▶ TO DO:
Determine the number of lines that contain the word "scene", then state that number and nothing more.

▶ DATASET RECORDS:
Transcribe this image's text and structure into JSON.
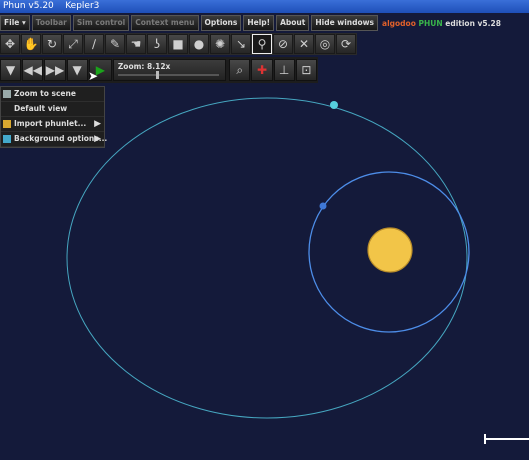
{
  "window": {
    "title": "Phun v5.20    Kepler3"
  },
  "menu": [
    {
      "label": "File ▾",
      "dim": false
    },
    {
      "label": "Toolbar",
      "dim": true
    },
    {
      "label": "Sim control",
      "dim": true
    },
    {
      "label": "Context menu",
      "dim": true
    },
    {
      "label": "Options",
      "dim": false
    },
    {
      "label": "Help!",
      "dim": false
    },
    {
      "label": "About",
      "dim": false
    },
    {
      "label": "Hide windows",
      "dim": false
    }
  ],
  "brand": {
    "part1": "algodoo",
    "part2": "PHUN",
    "part3": "edition v5.28"
  },
  "tools": [
    {
      "name": "move-icon",
      "glyph": "✥"
    },
    {
      "name": "drag-icon",
      "glyph": "✋"
    },
    {
      "name": "rotate-icon",
      "glyph": "↻"
    },
    {
      "name": "scale-icon",
      "glyph": "⤢"
    },
    {
      "name": "knife-icon",
      "glyph": "∕"
    },
    {
      "name": "brush-icon",
      "glyph": "✎"
    },
    {
      "name": "hand-grab-icon",
      "glyph": "☚"
    },
    {
      "name": "chain-icon",
      "glyph": "ʖ"
    },
    {
      "name": "box-icon",
      "glyph": "■"
    },
    {
      "name": "circle-icon",
      "glyph": "●"
    },
    {
      "name": "gear-icon",
      "glyph": "✺"
    },
    {
      "name": "spring-icon",
      "glyph": "↘"
    },
    {
      "name": "fix-icon",
      "glyph": "⚲"
    },
    {
      "name": "hinge-icon",
      "glyph": "⊘"
    },
    {
      "name": "laser-icon",
      "glyph": "✕"
    },
    {
      "name": "thruster-icon",
      "glyph": "◎"
    },
    {
      "name": "tracer-icon",
      "glyph": "⟳"
    }
  ],
  "controls": {
    "zoom_label": "Zoom: 8.12x",
    "zoom_level": 0.38
  },
  "dropdown": [
    {
      "label": "Zoom to scene",
      "icon": "zoom-scene-icon",
      "color": "#9aa",
      "arrow": ""
    },
    {
      "label": "Default view",
      "icon": "",
      "color": "",
      "arrow": ""
    },
    {
      "label": "Import phunlet...",
      "icon": "folder-icon",
      "color": "#d8a830",
      "arrow": "▶"
    },
    {
      "label": "Background options...",
      "icon": "palette-icon",
      "color": "#4ac",
      "arrow": "▶"
    }
  ],
  "colors": {
    "background": "#141a3a",
    "outer_orbit": "#4fc0d8",
    "inner_orbit": "#4d8de8",
    "sun": "#f2c548",
    "outer_planet": "#56d0de",
    "inner_planet": "#3f78d6"
  }
}
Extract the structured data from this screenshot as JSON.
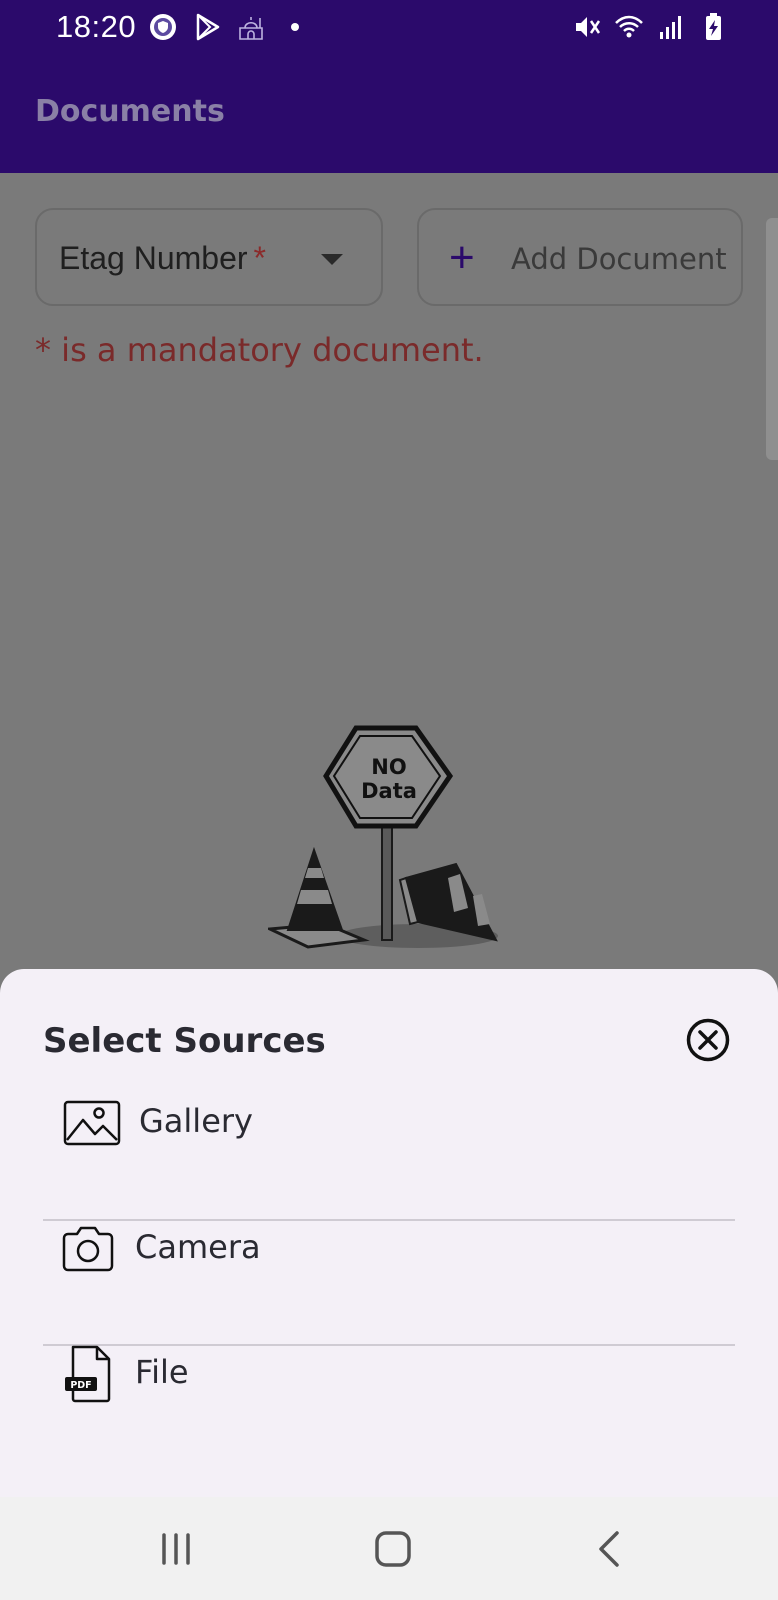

▶ WORKED SOLUTION:
2